* Exercise instructions *
Output each line exactly as it appears, skipping any embedded picture.

* Records shown *
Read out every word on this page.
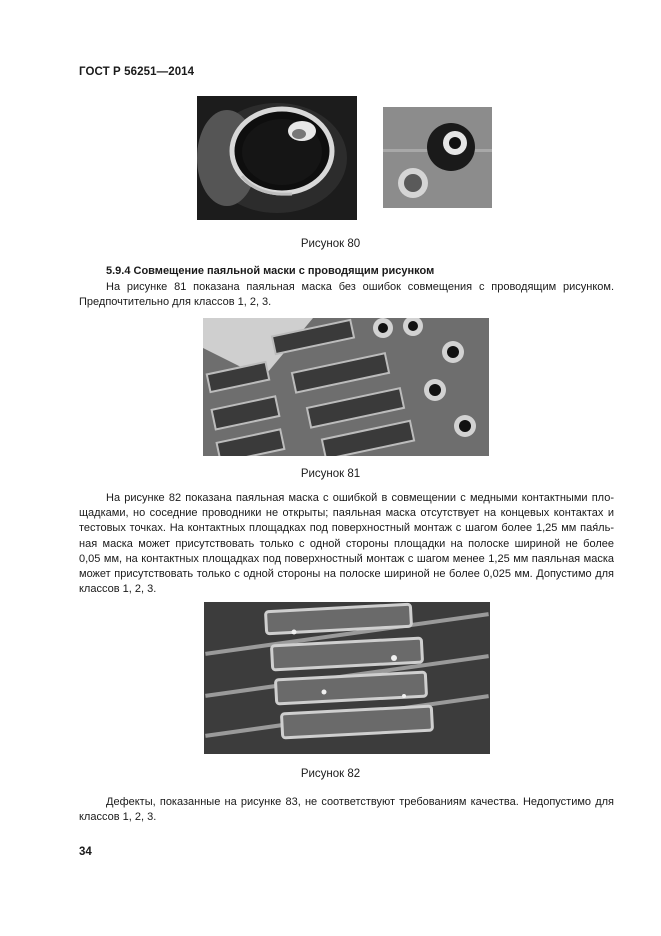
ГОСТ Р 56251—2014
Рисунок 80
5.9.4 Совмещение паяльной маски с проводящим рисунком

На рисунке 81 показана паяльная маска без ошибок совмещения с проводящим рисунком.
Предпочтительно для классов 1, 2, 3.

Рисунок 81

На рисунке 82 показана паяльная маска с ошибкой в совмещении с медными контактными пло-
щадками, но соседние проводники не открыты; паяльная маска отсутствует на концевых контактах и
тестовых точках. На контактных площадках под поверхностный монтаж с шагом более 1,25 мм пая́ль-
ная маска может присутствовать только с одной стороны площадки на полоске шириной не более
0,05 мм, на контактных площадках под поверхностный монтаж с шагом менее 1,25 мм паяльная маска
может присутствовать только с одной стороны на полоске шириной не более 0,025 мм. Допустимо для
классов 1, 2, 3.

Рисунок 82

Дефекты, показанные на рисунке 83, не соответствуют требованиям качества. Недопустимо для
классов 1, 2, 3.

34
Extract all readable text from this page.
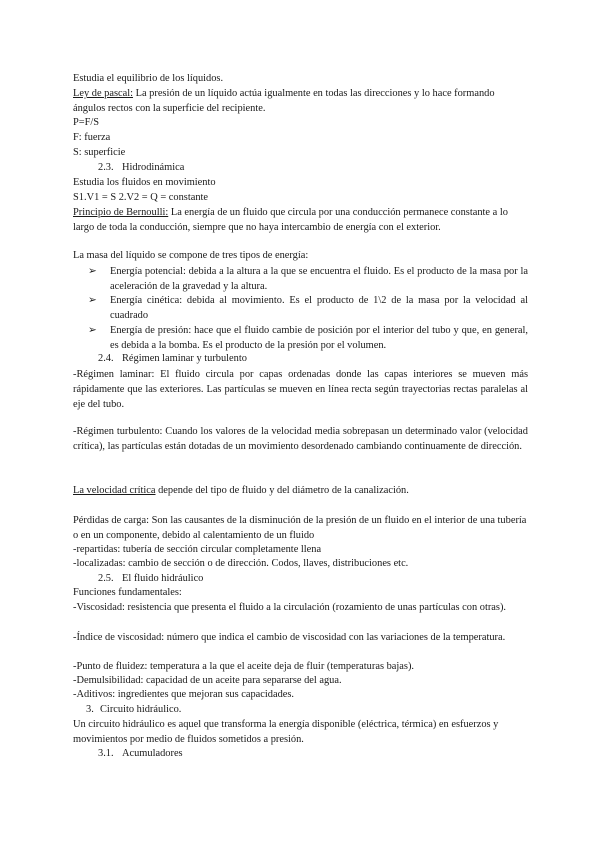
Estudia el equilibrio de los líquidos.
Ley de pascal: La presión de un líquido actúa igualmente en todas las direcciones y lo hace formando ángulos rectos con la superficie del recipiente.
P=F/S
F: fuerza
S: superficie
2.3. Hidrodinámica
Estudia los fluidos en movimiento
S1.V1 = S 2.V2 = Q = constante
Principio de Bernoulli: La energía de un fluido que circula por una conducción permanece constante a lo largo de toda la conducción, siempre que no haya intercambio de energía con el exterior.
La masa del líquido se compone de tres tipos de energía:
➢ Energía potencial: debida a la altura a la que se encuentra el fluido. Es el producto de la masa por la aceleración de la gravedad y la altura.
➢ Energía cinética: debida al movimiento. Es el producto de 1\2 de la masa por la velocidad al cuadrado
➢ Energía de presión: hace que el fluido cambie de posición por el interior del tubo y que, en general, es debida a la bomba. Es el producto de la presión por el volumen.
2.4. Régimen laminar y turbulento
-Régimen laminar: El fluido circula por capas ordenadas donde las capas interiores se mueven más rápidamente que las exteriores. Las partículas se mueven en línea recta según trayectorias rectas paralelas al eje del tubo.
-Régimen turbulento: Cuando los valores de la velocidad media sobrepasan un determinado valor (velocidad crítica), las partículas están dotadas de un movimiento desordenado cambiando continuamente de dirección.
La velocidad crítica depende del tipo de fluido y del diámetro de la canalización.
Pérdidas de carga: Son las causantes de la disminución de la presión de un fluido en el interior de una tubería o en un componente, debido al calentamiento de un fluido
-repartidas: tubería de sección circular completamente llena
-localizadas: cambio de sección o de dirección. Codos, llaves, distribuciones etc.
2.5. El fluido hidráulico
Funciones fundamentales:
-Viscosidad: resistencia que presenta el fluido a la circulación (rozamiento de unas partículas con otras).
-Índice de viscosidad: número que indica el cambio de viscosidad con las variaciones de la temperatura.
-Punto de fluidez: temperatura a la que el aceite deja de fluir (temperaturas bajas).
-Demulsibilidad: capacidad de un aceite para separarse del agua.
-Aditivos: ingredientes que mejoran sus capacidades.
3. Circuito hidráulico.
Un circuito hidráulico es aquel que transforma la energía disponible (eléctrica, térmica) en esfuerzos y movimientos por medio de fluidos sometidos a presión.
3.1. Acumuladores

* Response *
Read out every word on this page.
ГОСТ Р 56251—2014
Рисунок 80
5.9.4 Совмещение паяльной маски с проводящим рисунком

На рисунке 81 показана паяльная маска без ошибок совмещения с проводящим рисунком.
Предпочтительно для классов 1, 2, 3.

Рисунок 81

На рисунке 82 показана паяльная маска с ошибкой в совмещении с медными контактными пло-
щадками, но соседние проводники не открыты; паяльная маска отсутствует на концевых контактах и
тестовых точках. На контактных площадках под поверхностный монтаж с шагом более 1,25 мм пая́ль-
ная маска может присутствовать только с одной стороны площадки на полоске шириной не более
0,05 мм, на контактных площадках под поверхностный монтаж с шагом менее 1,25 мм паяльная маска
может присутствовать только с одной стороны на полоске шириной не более 0,025 мм. Допустимо для
классов 1, 2, 3.

Рисунок 82

Дефекты, показанные на рисунке 83, не соответствуют требованиям качества. Недопустимо для
классов 1, 2, 3.

34
Extract all readable text from this page.
Estudia el equilibrio de los líquidos.
Ley de pascal: La presión de un líquido actúa igualmente en todas las direcciones y lo hace formando ángulos rectos con la superficie del recipiente.
P=F/S
F: fuerza
S: superficie
2.3. Hidrodinámica
Estudia los fluidos en movimiento
S1.V1 = S 2.V2 = Q = constante
Principio de Bernoulli: La energía de un fluido que circula por una conducción permanece constante a lo largo de toda la conducción, siempre que no haya intercambio de energía con el exterior.
La masa del líquido se compone de tres tipos de energía:
➢ Energía potencial: debida a la altura a la que se encuentra el fluido. Es el producto de la masa por la aceleración de la gravedad y la altura.
➢ Energía cinética: debida al movimiento. Es el producto de 1\2 de la masa por la velocidad al cuadrado
➢ Energía de presión: hace que el fluido cambie de posición por el interior del tubo y que, en general, es debida a la bomba. Es el producto de la presión por el volumen.
2.4. Régimen laminar y turbulento
-Régimen laminar: El fluido circula por capas ordenadas donde las capas interiores se mueven más rápidamente que las exteriores. Las partículas se mueven en línea recta según trayectorias rectas paralelas al eje del tubo.
-Régimen turbulento: Cuando los valores de la velocidad media sobrepasan un determinado valor (velocidad crítica), las partículas están dotadas de un movimiento desordenado cambiando continuamente de dirección.
La velocidad crítica depende del tipo de fluido y del diámetro de la canalización.
Pérdidas de carga: Son las causantes de la disminución de la presión de un fluido en el interior de una tubería o en un componente, debido al calentamiento de un fluido
-repartidas: tubería de sección circular completamente llena
-localizadas: cambio de sección o de dirección. Codos, llaves, distribuciones etc.
2.5. El fluido hidráulico
Funciones fundamentales:
-Viscosidad: resistencia que presenta el fluido a la circulación (rozamiento de unas partículas con otras).
-Índice de viscosidad: número que indica el cambio de viscosidad con las variaciones de la temperatura.
-Punto de fluidez: temperatura a la que el aceite deja de fluir (temperaturas bajas).
-Demulsibilidad: capacidad de un aceite para separarse del agua.
-Aditivos: ingredientes que mejoran sus capacidades.
3. Circuito hidráulico.
Un circuito hidráulico es aquel que transforma la energía disponible (eléctrica, térmica) en esfuerzos y movimientos por medio de fluidos sometidos a presión.
3.1. Acumuladores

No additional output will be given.